Find every row below that contains the word "perforation", and copy each of those rows in full.
-- BEGIN Exercise input --
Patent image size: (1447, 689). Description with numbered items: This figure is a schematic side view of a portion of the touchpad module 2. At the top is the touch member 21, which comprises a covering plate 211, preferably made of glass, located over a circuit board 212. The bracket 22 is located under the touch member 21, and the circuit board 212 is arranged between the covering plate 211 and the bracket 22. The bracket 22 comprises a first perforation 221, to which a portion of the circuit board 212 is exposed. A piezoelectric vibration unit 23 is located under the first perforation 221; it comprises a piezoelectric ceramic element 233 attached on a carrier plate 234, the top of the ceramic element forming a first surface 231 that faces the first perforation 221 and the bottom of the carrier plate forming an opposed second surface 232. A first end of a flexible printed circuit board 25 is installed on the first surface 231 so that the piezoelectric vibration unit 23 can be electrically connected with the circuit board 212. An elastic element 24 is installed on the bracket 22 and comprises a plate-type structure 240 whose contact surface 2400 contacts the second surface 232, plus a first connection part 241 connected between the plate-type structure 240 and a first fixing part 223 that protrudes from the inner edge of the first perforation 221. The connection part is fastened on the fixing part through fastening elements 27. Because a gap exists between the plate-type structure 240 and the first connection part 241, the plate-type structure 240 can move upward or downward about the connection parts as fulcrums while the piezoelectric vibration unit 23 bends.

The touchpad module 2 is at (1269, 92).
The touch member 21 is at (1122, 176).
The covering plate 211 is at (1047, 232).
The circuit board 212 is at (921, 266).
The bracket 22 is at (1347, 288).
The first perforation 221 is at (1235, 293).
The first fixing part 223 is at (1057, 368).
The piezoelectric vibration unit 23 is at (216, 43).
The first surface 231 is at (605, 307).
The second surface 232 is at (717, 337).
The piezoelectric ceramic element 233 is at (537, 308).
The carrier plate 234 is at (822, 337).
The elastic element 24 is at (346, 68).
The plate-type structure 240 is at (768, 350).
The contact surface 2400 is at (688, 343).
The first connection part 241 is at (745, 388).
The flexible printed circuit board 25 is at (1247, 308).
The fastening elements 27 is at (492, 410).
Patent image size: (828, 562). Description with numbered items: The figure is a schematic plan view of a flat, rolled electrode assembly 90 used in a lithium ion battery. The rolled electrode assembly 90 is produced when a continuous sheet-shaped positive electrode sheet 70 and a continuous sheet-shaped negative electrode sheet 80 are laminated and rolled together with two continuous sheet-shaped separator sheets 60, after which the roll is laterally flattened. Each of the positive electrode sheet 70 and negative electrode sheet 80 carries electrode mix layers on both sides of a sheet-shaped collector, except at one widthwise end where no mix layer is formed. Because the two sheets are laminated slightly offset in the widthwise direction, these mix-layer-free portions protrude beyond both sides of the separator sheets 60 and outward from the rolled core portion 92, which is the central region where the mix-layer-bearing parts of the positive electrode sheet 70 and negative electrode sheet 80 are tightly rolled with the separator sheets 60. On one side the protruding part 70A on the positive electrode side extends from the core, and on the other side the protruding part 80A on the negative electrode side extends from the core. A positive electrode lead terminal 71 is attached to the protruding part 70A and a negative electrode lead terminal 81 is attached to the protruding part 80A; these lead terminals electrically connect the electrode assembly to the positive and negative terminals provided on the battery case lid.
-- END Exercise input --
Response to the exercise:
Patent image size: (1447, 689). Description with numbered items: This figure is a schematic side view of a portion of the touchpad module 2. At the top is the touch member 21, which comprises a covering plate 211, preferably made of glass, located over a circuit board 212. The bracket 22 is located under the touch member 21, and the circuit board 212 is arranged between the covering plate 211 and the bracket 22. The bracket 22 comprises a first perforation 221, to which a portion of the circuit board 212 is exposed. A piezoelectric vibration unit 23 is located under the first perforation 221; it comprises a piezoelectric ceramic element 233 attached on a carrier plate 234, the top of the ceramic element forming a first surface 231 that faces the first perforation 221 and the bottom of the carrier plate forming an opposed second surface 232. A first end of a flexible printed circuit board 25 is installed on the first surface 231 so that the piezoelectric vibration unit 23 can be electrically connected with the circuit board 212. An elastic element 24 is installed on the bracket 22 and comprises a plate-type structure 240 whose contact surface 2400 contacts the second surface 232, plus a first connection part 241 connected between the plate-type structure 240 and a first fixing part 223 that protrudes from the inner edge of the first perforation 221. The connection part is fastened on the fixing part through fastening elements 27. Because a gap exists between the plate-type structure 240 and the first connection part 241, the plate-type structure 240 can move upward or downward about the connection parts as fulcrums while the piezoelectric vibration unit 23 bends.
The first perforation 221 is at (1235, 293).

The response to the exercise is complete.